▸ **Records to use**:
::::

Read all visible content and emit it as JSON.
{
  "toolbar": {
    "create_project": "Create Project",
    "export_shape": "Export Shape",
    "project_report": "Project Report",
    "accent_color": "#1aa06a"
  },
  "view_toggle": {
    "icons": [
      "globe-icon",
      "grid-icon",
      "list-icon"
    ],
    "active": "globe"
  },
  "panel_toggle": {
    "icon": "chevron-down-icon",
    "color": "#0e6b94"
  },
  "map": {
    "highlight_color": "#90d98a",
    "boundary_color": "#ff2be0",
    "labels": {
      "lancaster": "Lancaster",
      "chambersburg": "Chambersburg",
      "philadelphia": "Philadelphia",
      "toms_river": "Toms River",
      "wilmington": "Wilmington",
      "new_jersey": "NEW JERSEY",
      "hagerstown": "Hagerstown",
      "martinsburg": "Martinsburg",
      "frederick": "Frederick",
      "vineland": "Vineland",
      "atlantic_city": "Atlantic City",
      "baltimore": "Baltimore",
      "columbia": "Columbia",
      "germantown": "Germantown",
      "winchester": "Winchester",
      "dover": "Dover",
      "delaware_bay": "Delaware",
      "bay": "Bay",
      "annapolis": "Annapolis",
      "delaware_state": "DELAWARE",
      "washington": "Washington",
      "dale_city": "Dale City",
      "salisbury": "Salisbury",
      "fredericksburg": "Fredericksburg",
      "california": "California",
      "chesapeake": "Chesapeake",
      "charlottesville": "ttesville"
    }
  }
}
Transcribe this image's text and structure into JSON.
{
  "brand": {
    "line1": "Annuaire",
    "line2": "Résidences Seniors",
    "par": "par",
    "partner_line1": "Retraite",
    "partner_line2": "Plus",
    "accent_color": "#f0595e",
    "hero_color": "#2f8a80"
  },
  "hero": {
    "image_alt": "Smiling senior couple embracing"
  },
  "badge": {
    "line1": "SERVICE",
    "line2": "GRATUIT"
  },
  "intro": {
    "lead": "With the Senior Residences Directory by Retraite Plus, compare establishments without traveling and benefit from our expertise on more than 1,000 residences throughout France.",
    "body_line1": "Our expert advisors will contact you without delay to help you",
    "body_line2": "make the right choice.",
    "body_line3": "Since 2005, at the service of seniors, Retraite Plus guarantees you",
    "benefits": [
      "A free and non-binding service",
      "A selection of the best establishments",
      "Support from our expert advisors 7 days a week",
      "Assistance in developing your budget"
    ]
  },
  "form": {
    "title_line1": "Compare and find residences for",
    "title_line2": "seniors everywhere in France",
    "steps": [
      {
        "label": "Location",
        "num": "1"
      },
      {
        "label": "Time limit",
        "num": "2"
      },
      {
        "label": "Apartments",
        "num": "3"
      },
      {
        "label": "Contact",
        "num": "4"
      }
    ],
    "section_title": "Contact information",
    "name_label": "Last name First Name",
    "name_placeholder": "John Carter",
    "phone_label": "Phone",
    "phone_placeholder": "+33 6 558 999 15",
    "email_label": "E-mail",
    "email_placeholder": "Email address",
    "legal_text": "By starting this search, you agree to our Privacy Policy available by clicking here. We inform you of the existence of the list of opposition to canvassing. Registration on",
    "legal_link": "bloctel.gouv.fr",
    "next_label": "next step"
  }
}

::::

▸ **Objective**: Take the listing above and write it out again exactly.

▸ **Solution for this problem**:
Read all visible content and emit it as JSON.
{
  "toolbar": {
    "create_project": "Create Project",
    "export_shape": "Export Shape",
    "project_report": "Project Report",
    "accent_color": "#1aa06a"
  },
  "view_toggle": {
    "icons": [
      "globe-icon",
      "grid-icon",
      "list-icon"
    ],
    "active": "globe"
  },
  "panel_toggle": {
    "icon": "chevron-down-icon",
    "color": "#0e6b94"
  },
  "map": {
    "highlight_color": "#90d98a",
    "boundary_color": "#ff2be0",
    "labels": {
      "lancaster": "Lancaster",
      "chambersburg": "Chambersburg",
      "philadelphia": "Philadelphia",
      "toms_river": "Toms River",
      "wilmington": "Wilmington",
      "new_jersey": "NEW JERSEY",
      "hagerstown": "Hagerstown",
      "martinsburg": "Martinsburg",
      "frederick": "Frederick",
      "vineland": "Vineland",
      "atlantic_city": "Atlantic City",
      "baltimore": "Baltimore",
      "columbia": "Columbia",
      "germantown": "Germantown",
      "winchester": "Winchester",
      "dover": "Dover",
      "delaware_bay": "Delaware",
      "bay": "Bay",
      "annapolis": "Annapolis",
      "delaware_state": "DELAWARE",
      "washington": "Washington",
      "dale_city": "Dale City",
      "salisbury": "Salisbury",
      "fredericksburg": "Fredericksburg",
      "california": "California",
      "chesapeake": "Chesapeake",
      "charlottesville": "ttesville"
    }
  }
}
Transcribe this image's text and structure into JSON.
{
  "brand": {
    "line1": "Annuaire",
    "line2": "Résidences Seniors",
    "par": "par",
    "partner_line1": "Retraite",
    "partner_line2": "Plus",
    "accent_color": "#f0595e",
    "hero_color": "#2f8a80"
  },
  "hero": {
    "image_alt": "Smiling senior couple embracing"
  },
  "badge": {
    "line1": "SERVICE",
    "line2": "GRATUIT"
  },
  "intro": {
    "lead": "With the Senior Residences Directory by Retraite Plus, compare establishments without traveling and benefit from our expertise on more than 1,000 residences throughout France.",
    "body_line1": "Our expert advisors will contact you without delay to help you",
    "body_line2": "make the right choice.",
    "body_line3": "Since 2005, at the service of seniors, Retraite Plus guarantees you",
    "benefits": [
      "A free and non-binding service",
      "A selection of the best establishments",
      "Support from our expert advisors 7 days a week",
      "Assistance in developing your budget"
    ]
  },
  "form": {
    "title_line1": "Compare and find residences for",
    "title_line2": "seniors everywhere in France",
    "steps": [
      {
        "label": "Location",
        "num": "1"
      },
      {
        "label": "Time limit",
        "num": "2"
      },
      {
        "label": "Apartments",
        "num": "3"
      },
      {
        "label": "Contact",
        "num": "4"
      }
    ],
    "section_title": "Contact information",
    "name_label": "Last name First Name",
    "name_placeholder": "John Carter",
    "phone_label": "Phone",
    "phone_placeholder": "+33 6 558 999 15",
    "email_label": "E-mail",
    "email_placeholder": "Email address",
    "legal_text": "By starting this search, you agree to our Privacy Policy available by clicking here. We inform you of the existence of the list of opposition to canvassing. Registration on",
    "legal_link": "bloctel.gouv.fr",
    "next_label": "next step"
  }
}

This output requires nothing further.